_Instructions for the task_.
Every record below should be transcribed exactly. Omit the images.

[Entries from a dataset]

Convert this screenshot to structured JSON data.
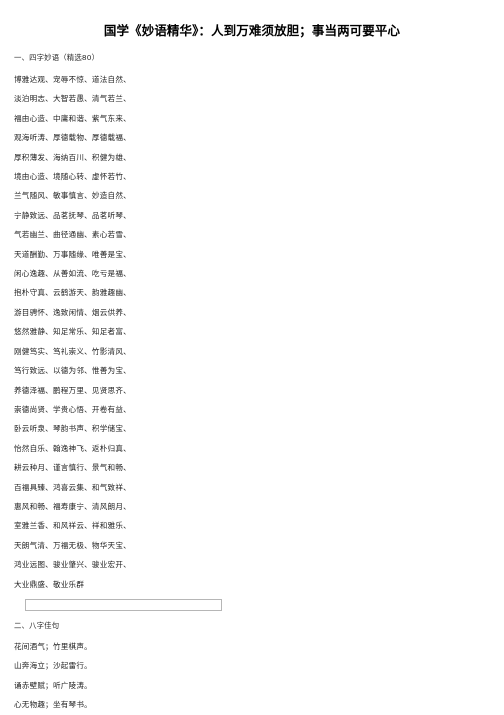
{
  "document": {
    "title": "国学《妙语精华》：人到万难须放胆；事当两可要平心",
    "section_one": {
      "heading": "一、四字妙语（精选80）",
      "lines": [
        "博雅达观、宠辱不惊、道法自然、",
        "淡泊明志、大智若愚、清气若兰、",
        "福由心造、中庸和谐、紫气东来、",
        "观海听涛、厚德载物、厚德载福、",
        "厚积薄发、海纳百川、积健为雄、",
        "境由心造、境随心转、虚怀若竹、",
        "兰气随风、敏事慎言、妙造自然、",
        "宁静致远、品茗抚琴、品茗听琴、",
        "气若幽兰、曲径通幽、素心若雪、",
        "天道酬勤、万事随缘、唯善是宝、",
        "闲心逸趣、从善如流、吃亏是福、",
        "抱朴守真、云鹤游天、韵雅趣幽、",
        "游目骋怀、逸致闲情、烟云供养、",
        "悠然雅静、知足常乐、知足者富、",
        "刚健笃实、笃礼崇义、竹影清风、",
        "笃行致远、以德为邻、惟善为宝、",
        "养德泽福、鹏程万里、见贤思齐、",
        "崇德尚贤、学贵心悟、开卷有益、",
        "卧云听泉、琴韵书声、积学储宝、",
        "怡然自乐、翰逸神飞、返朴归真、",
        "耕云种月、谨言慎行、景气和畅、",
        "百福具臻、鸿喜云集、和气致祥、",
        "惠风和畅、福寿康宁、清风朗月、",
        "室雅兰香、和风祥云、祥和雅乐、",
        "天朗气清、万福无极、物华天宝、",
        "鸿业远图、骏业肇兴、骏业宏开、",
        "大业鼎盛、敬业乐群"
      ]
    },
    "section_two": {
      "heading": "二、八字佳句",
      "lines": [
        "花间酒气；竹里棋声。",
        "山奔海立；沙起雷行。",
        "诵赤壁赋；听广陵涛。",
        "心无物趣；坐有琴书。"
      ]
    },
    "spacer_box": {
      "value": "",
      "placeholder": ""
    },
    "colors": {
      "background": "#ffffff",
      "text": "#1f1f1f",
      "heading_text": "#2b2b2b",
      "title_text": "#000000",
      "box_border": "#b6b6b6"
    }
  }
}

_Task result_.
Convert this screenshot to structured JSON data.
{
  "document": {
    "title": "国学《妙语精华》：人到万难须放胆；事当两可要平心",
    "section_one": {
      "heading": "一、四字妙语（精选80）",
      "lines": [
        "博雅达观、宠辱不惊、道法自然、",
        "淡泊明志、大智若愚、清气若兰、",
        "福由心造、中庸和谐、紫气东来、",
        "观海听涛、厚德载物、厚德载福、",
        "厚积薄发、海纳百川、积健为雄、",
        "境由心造、境随心转、虚怀若竹、",
        "兰气随风、敏事慎言、妙造自然、",
        "宁静致远、品茗抚琴、品茗听琴、",
        "气若幽兰、曲径通幽、素心若雪、",
        "天道酬勤、万事随缘、唯善是宝、",
        "闲心逸趣、从善如流、吃亏是福、",
        "抱朴守真、云鹤游天、韵雅趣幽、",
        "游目骋怀、逸致闲情、烟云供养、",
        "悠然雅静、知足常乐、知足者富、",
        "刚健笃实、笃礼崇义、竹影清风、",
        "笃行致远、以德为邻、惟善为宝、",
        "养德泽福、鹏程万里、见贤思齐、",
        "崇德尚贤、学贵心悟、开卷有益、",
        "卧云听泉、琴韵书声、积学储宝、",
        "怡然自乐、翰逸神飞、返朴归真、",
        "耕云种月、谨言慎行、景气和畅、",
        "百福具臻、鸿喜云集、和气致祥、",
        "惠风和畅、福寿康宁、清风朗月、",
        "室雅兰香、和风祥云、祥和雅乐、",
        "天朗气清、万福无极、物华天宝、",
        "鸿业远图、骏业肇兴、骏业宏开、",
        "大业鼎盛、敬业乐群"
      ]
    },
    "section_two": {
      "heading": "二、八字佳句",
      "lines": [
        "花间酒气；竹里棋声。",
        "山奔海立；沙起雷行。",
        "诵赤壁赋；听广陵涛。",
        "心无物趣；坐有琴书。"
      ]
    },
    "spacer_box": {
      "value": "",
      "placeholder": ""
    },
    "colors": {
      "background": "#ffffff",
      "text": "#1f1f1f",
      "heading_text": "#2b2b2b",
      "title_text": "#000000",
      "box_border": "#b6b6b6"
    }
  }
}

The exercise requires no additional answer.